_RECORDED DATA_

+ + + + + + +

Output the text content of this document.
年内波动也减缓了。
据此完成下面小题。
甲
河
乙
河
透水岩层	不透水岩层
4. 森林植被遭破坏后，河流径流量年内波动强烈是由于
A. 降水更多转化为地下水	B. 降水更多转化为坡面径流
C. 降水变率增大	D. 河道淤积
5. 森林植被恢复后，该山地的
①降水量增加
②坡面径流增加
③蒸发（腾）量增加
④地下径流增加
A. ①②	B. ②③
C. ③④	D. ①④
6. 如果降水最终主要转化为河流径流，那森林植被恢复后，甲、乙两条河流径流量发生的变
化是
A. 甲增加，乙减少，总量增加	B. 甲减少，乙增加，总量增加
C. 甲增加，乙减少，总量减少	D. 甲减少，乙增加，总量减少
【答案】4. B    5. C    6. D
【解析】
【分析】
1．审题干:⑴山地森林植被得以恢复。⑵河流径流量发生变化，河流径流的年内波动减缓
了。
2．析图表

+ + + + + + +

_TASK DETAILS_
Print the material verbatim, all of it.

_PROBLEM SOLUTION_
Output the text content of this document.
年内波动也减缓了。
据此完成下面小题。
甲
河
乙
河
透水岩层	不透水岩层
4. 森林植被遭破坏后，河流径流量年内波动强烈是由于
A. 降水更多转化为地下水	B. 降水更多转化为坡面径流
C. 降水变率增大	D. 河道淤积
5. 森林植被恢复后，该山地的
①降水量增加
②坡面径流增加
③蒸发（腾）量增加
④地下径流增加
A. ①②	B. ②③
C. ③④	D. ①④
6. 如果降水最终主要转化为河流径流，那森林植被恢复后，甲、乙两条河流径流量发生的变
化是
A. 甲增加，乙减少，总量增加	B. 甲减少，乙增加，总量增加
C. 甲增加，乙减少，总量减少	D. 甲减少，乙增加，总量减少
【答案】4. B    5. C    6. D
【解析】
【分析】
1．审题干:⑴山地森林植被得以恢复。⑵河流径流量发生变化，河流径流的年内波动减缓
了。
2．析图表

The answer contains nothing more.